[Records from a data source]
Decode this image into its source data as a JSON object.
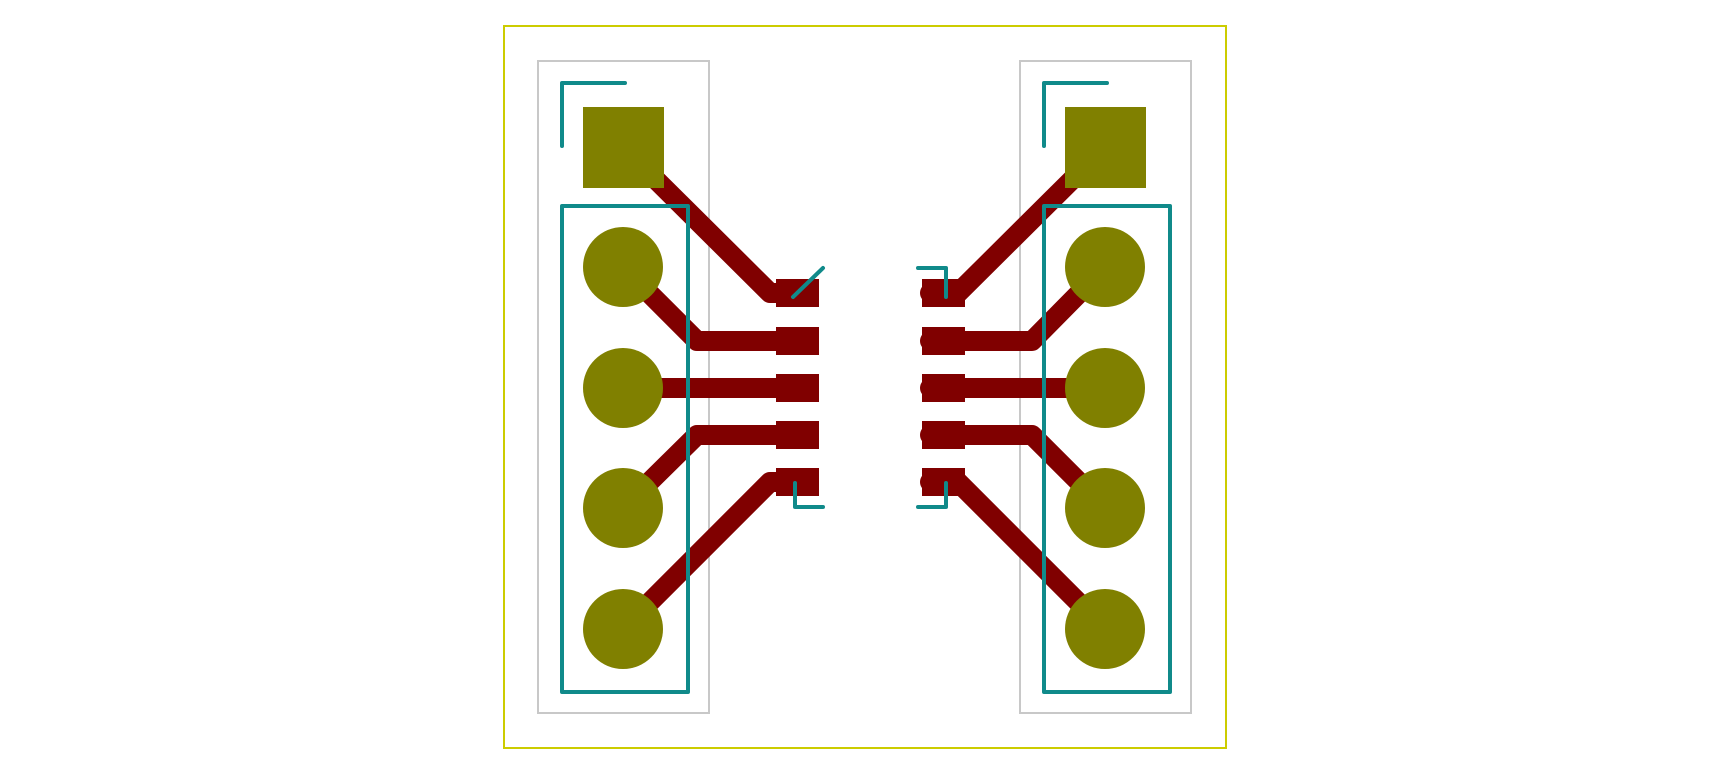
{
  "colors": {
    "background": "#ffffff",
    "board_outline": "#cccc00",
    "courtyard": "#c8c8c8",
    "copper_trace": "#800000",
    "pad_tht": "#808000",
    "silkscreen": "#108a8a"
  },
  "footprints": [
    {
      "name": "left-pin-header",
      "pin_count": 5,
      "pin1_shape": "square",
      "other_pins_shape": "circle"
    },
    {
      "name": "right-pin-header",
      "pin_count": 5,
      "pin1_shape": "square",
      "other_pins_shape": "circle"
    },
    {
      "name": "left-smd-pad-column",
      "pad_count": 5
    },
    {
      "name": "right-smd-pad-column",
      "pad_count": 5
    }
  ]
}
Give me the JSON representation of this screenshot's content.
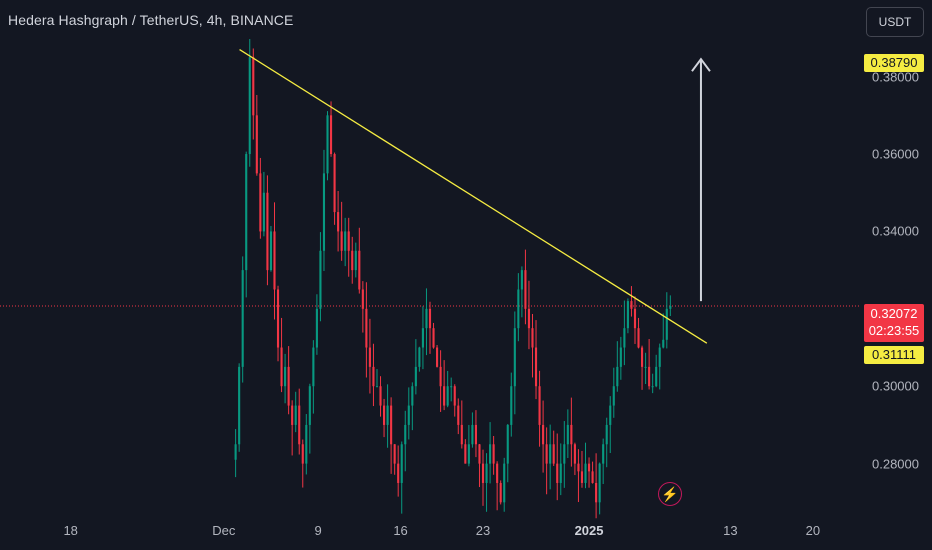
{
  "header": {
    "title": "Hedera Hashgraph / TetherUS, 4h, BINANCE",
    "currency": "USDT"
  },
  "colors": {
    "background": "#131722",
    "up": "#089981",
    "down": "#f23645",
    "trendline": "#f5ec42",
    "arrow": "#d1d4dc",
    "price_line": "#f23645"
  },
  "tags": {
    "high": "0.38790",
    "last_price": "0.32072",
    "countdown": "02:23:55",
    "trendline_value": "0.31111"
  },
  "icons": {
    "flash": "lightning-bolt-icon"
  },
  "chart_data": {
    "type": "candlestick",
    "symbol": "HBAR/USDT",
    "interval": "4h",
    "exchange": "BINANCE",
    "y_ticks": [
      "0.38000",
      "0.36000",
      "0.34000",
      "0.30000",
      "0.28000"
    ],
    "y_tick_values": [
      0.38,
      0.36,
      0.34,
      0.3,
      0.28
    ],
    "ylim": [
      0.2675,
      0.3998
    ],
    "x_ticks": [
      {
        "label": "18",
        "date": "2024-11-18",
        "bold": false
      },
      {
        "label": "Dec",
        "date": "2024-12-01",
        "bold": false
      },
      {
        "label": "9",
        "date": "2024-12-09",
        "bold": false
      },
      {
        "label": "16",
        "date": "2024-12-16",
        "bold": false
      },
      {
        "label": "23",
        "date": "2024-12-23",
        "bold": false
      },
      {
        "label": "2025",
        "date": "2025-01-01",
        "bold": true
      },
      {
        "label": "13",
        "date": "2025-01-13",
        "bold": false
      },
      {
        "label": "20",
        "date": "2025-01-20",
        "bold": false
      }
    ],
    "xlim": [
      "2024-11-12",
      "2025-01-24"
    ],
    "candles_start": "2024-12-02",
    "candle_interval_hours": 4,
    "closes": [
      0.285,
      0.305,
      0.33,
      0.36,
      0.385,
      0.37,
      0.355,
      0.34,
      0.35,
      0.33,
      0.34,
      0.325,
      0.31,
      0.3,
      0.305,
      0.295,
      0.29,
      0.295,
      0.285,
      0.28,
      0.29,
      0.3,
      0.31,
      0.32,
      0.335,
      0.355,
      0.37,
      0.36,
      0.345,
      0.34,
      0.335,
      0.34,
      0.335,
      0.33,
      0.335,
      0.325,
      0.32,
      0.31,
      0.305,
      0.3,
      0.3,
      0.295,
      0.29,
      0.295,
      0.285,
      0.28,
      0.275,
      0.285,
      0.29,
      0.295,
      0.3,
      0.305,
      0.31,
      0.315,
      0.32,
      0.315,
      0.31,
      0.305,
      0.3,
      0.295,
      0.3,
      0.3,
      0.295,
      0.29,
      0.285,
      0.28,
      0.285,
      0.29,
      0.285,
      0.28,
      0.275,
      0.28,
      0.285,
      0.28,
      0.275,
      0.27,
      0.28,
      0.29,
      0.3,
      0.315,
      0.325,
      0.33,
      0.32,
      0.315,
      0.31,
      0.3,
      0.29,
      0.285,
      0.28,
      0.285,
      0.28,
      0.275,
      0.28,
      0.285,
      0.29,
      0.285,
      0.28,
      0.278,
      0.275,
      0.28,
      0.278,
      0.275,
      0.27,
      0.28,
      0.285,
      0.29,
      0.295,
      0.3,
      0.305,
      0.31,
      0.315,
      0.322,
      0.32,
      0.315,
      0.31,
      0.305,
      0.305,
      0.3,
      0.3,
      0.305,
      0.31,
      0.312,
      0.32,
      0.32072
    ],
    "trendline": {
      "start": {
        "date": "2024-12-02T08:00",
        "price": 0.387
      },
      "end": {
        "date": "2025-01-11T00:00",
        "price": 0.31111
      }
    },
    "current_price_line": 0.32072,
    "projection_arrow": {
      "date": "2025-01-10T12:00",
      "from": 0.322,
      "to": 0.3845
    }
  }
}
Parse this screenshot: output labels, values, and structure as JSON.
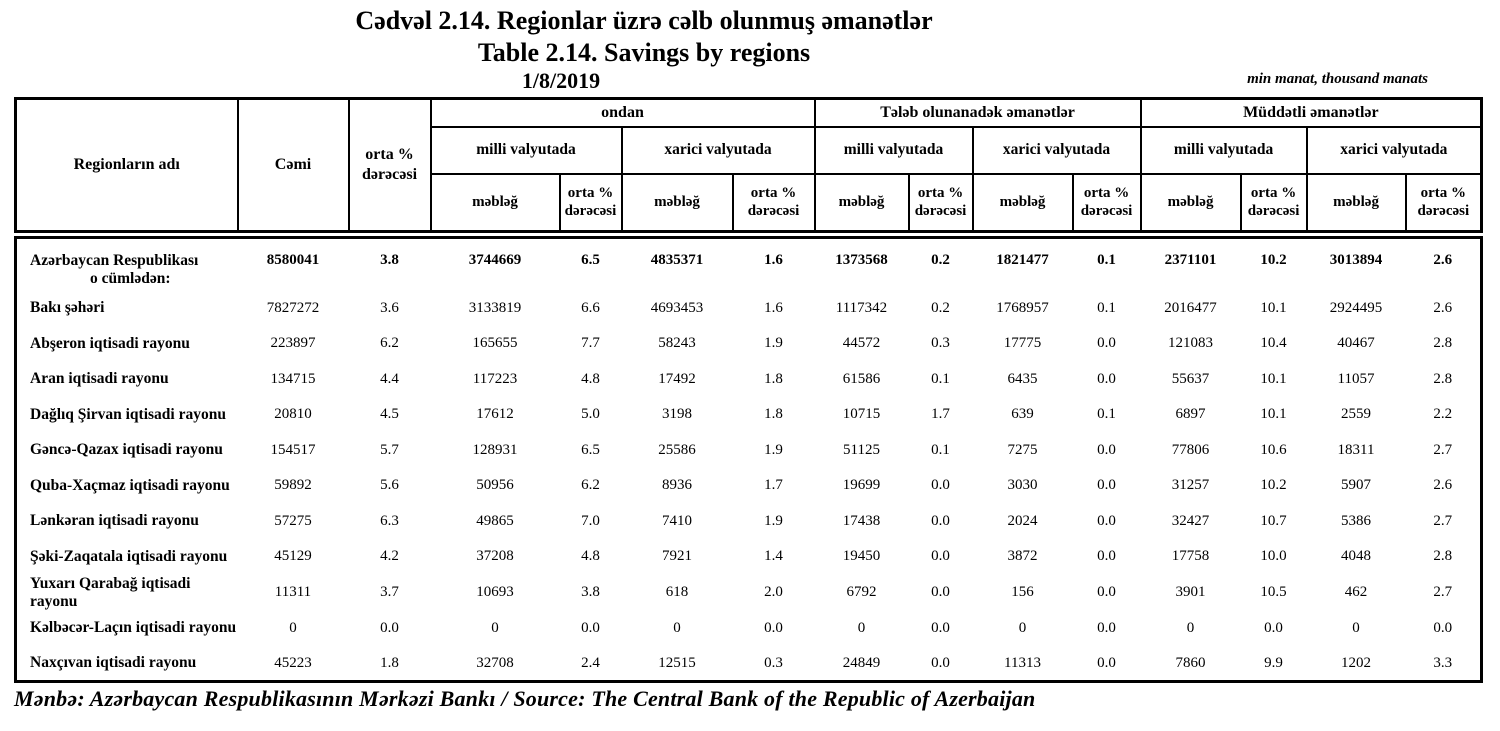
{
  "title_az": "Cədvəl 2.14. Regionlar üzrə cəlb olunmuş əmanətlər",
  "title_en": "Table 2.14. Savings by regions",
  "date": "1/8/2019",
  "unit_note": "min manat, thousand manats",
  "source_line": "Mənbə: Azərbaycan Respublikasının Mərkəzi Bankı / Source: The Central Bank of the Republic of Azerbaijan",
  "header": {
    "region": "Regionların adı",
    "total": "Cəmi",
    "avg_rate": "orta % dərəcəsi",
    "amount": "məbləğ",
    "rate": "orta % dərəcəsi",
    "currency_national": "milli valyutada",
    "currency_foreign": "xarici valyutada",
    "groups": [
      {
        "label": "ondan"
      },
      {
        "label": "Tələb olunanadək əmanətlər"
      },
      {
        "label": "Müddətli əmanətlər"
      }
    ]
  },
  "rows": [
    {
      "name": "Azərbaycan Respublikası",
      "sub": "o cümlədən:",
      "bold": true,
      "values": [
        "8580041",
        "3.8",
        "3744669",
        "6.5",
        "4835371",
        "1.6",
        "1373568",
        "0.2",
        "1821477",
        "0.1",
        "2371101",
        "10.2",
        "3013894",
        "2.6"
      ]
    },
    {
      "name": "Bakı şəhəri",
      "values": [
        "7827272",
        "3.6",
        "3133819",
        "6.6",
        "4693453",
        "1.6",
        "1117342",
        "0.2",
        "1768957",
        "0.1",
        "2016477",
        "10.1",
        "2924495",
        "2.6"
      ]
    },
    {
      "name": "Abşeron iqtisadi rayonu",
      "values": [
        "223897",
        "6.2",
        "165655",
        "7.7",
        "58243",
        "1.9",
        "44572",
        "0.3",
        "17775",
        "0.0",
        "121083",
        "10.4",
        "40467",
        "2.8"
      ]
    },
    {
      "name": "Aran iqtisadi rayonu",
      "values": [
        "134715",
        "4.4",
        "117223",
        "4.8",
        "17492",
        "1.8",
        "61586",
        "0.1",
        "6435",
        "0.0",
        "55637",
        "10.1",
        "11057",
        "2.8"
      ]
    },
    {
      "name": "Dağlıq Şirvan iqtisadi rayonu",
      "values": [
        "20810",
        "4.5",
        "17612",
        "5.0",
        "3198",
        "1.8",
        "10715",
        "1.7",
        "639",
        "0.1",
        "6897",
        "10.1",
        "2559",
        "2.2"
      ]
    },
    {
      "name": "Gəncə-Qazax iqtisadi rayonu",
      "values": [
        "154517",
        "5.7",
        "128931",
        "6.5",
        "25586",
        "1.9",
        "51125",
        "0.1",
        "7275",
        "0.0",
        "77806",
        "10.6",
        "18311",
        "2.7"
      ]
    },
    {
      "name": "Quba-Xaçmaz iqtisadi rayonu",
      "values": [
        "59892",
        "5.6",
        "50956",
        "6.2",
        "8936",
        "1.7",
        "19699",
        "0.0",
        "3030",
        "0.0",
        "31257",
        "10.2",
        "5907",
        "2.6"
      ]
    },
    {
      "name": "Lənkəran iqtisadi rayonu",
      "values": [
        "57275",
        "6.3",
        "49865",
        "7.0",
        "7410",
        "1.9",
        "17438",
        "0.0",
        "2024",
        "0.0",
        "32427",
        "10.7",
        "5386",
        "2.7"
      ]
    },
    {
      "name": "Şəki-Zaqatala iqtisadi rayonu",
      "values": [
        "45129",
        "4.2",
        "37208",
        "4.8",
        "7921",
        "1.4",
        "19450",
        "0.0",
        "3872",
        "0.0",
        "17758",
        "10.0",
        "4048",
        "2.8"
      ]
    },
    {
      "name": "Yuxarı Qarabağ iqtisadi rayonu",
      "values": [
        "11311",
        "3.7",
        "10693",
        "3.8",
        "618",
        "2.0",
        "6792",
        "0.0",
        "156",
        "0.0",
        "3901",
        "10.5",
        "462",
        "2.7"
      ]
    },
    {
      "name": "Kəlbəcər-Laçın iqtisadi rayonu",
      "values": [
        "0",
        "0.0",
        "0",
        "0.0",
        "0",
        "0.0",
        "0",
        "0.0",
        "0",
        "0.0",
        "0",
        "0.0",
        "0",
        "0.0"
      ]
    },
    {
      "name": "Naxçıvan iqtisadi rayonu",
      "values": [
        "45223",
        "1.8",
        "32708",
        "2.4",
        "12515",
        "0.3",
        "24849",
        "0.0",
        "11313",
        "0.0",
        "7860",
        "9.9",
        "1202",
        "3.3"
      ]
    }
  ]
}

▶ **Work instructions**
Among the entries above, identify all lines with "rayonu" and copy them.

▶ **The completed task**
      "name": "Abşeron iqtisadi rayonu",
      "name": "Aran iqtisadi rayonu",
      "name": "Dağlıq Şirvan iqtisadi rayonu",
      "name": "Gəncə-Qazax iqtisadi rayonu",
      "name": "Quba-Xaçmaz iqtisadi rayonu",
      "name": "Lənkəran iqtisadi rayonu",
      "name": "Şəki-Zaqatala iqtisadi rayonu",
      "name": "Yuxarı Qarabağ iqtisadi rayonu",
      "name": "Kəlbəcər-Laçın iqtisadi rayonu",
      "name": "Naxçıvan iqtisadi rayonu",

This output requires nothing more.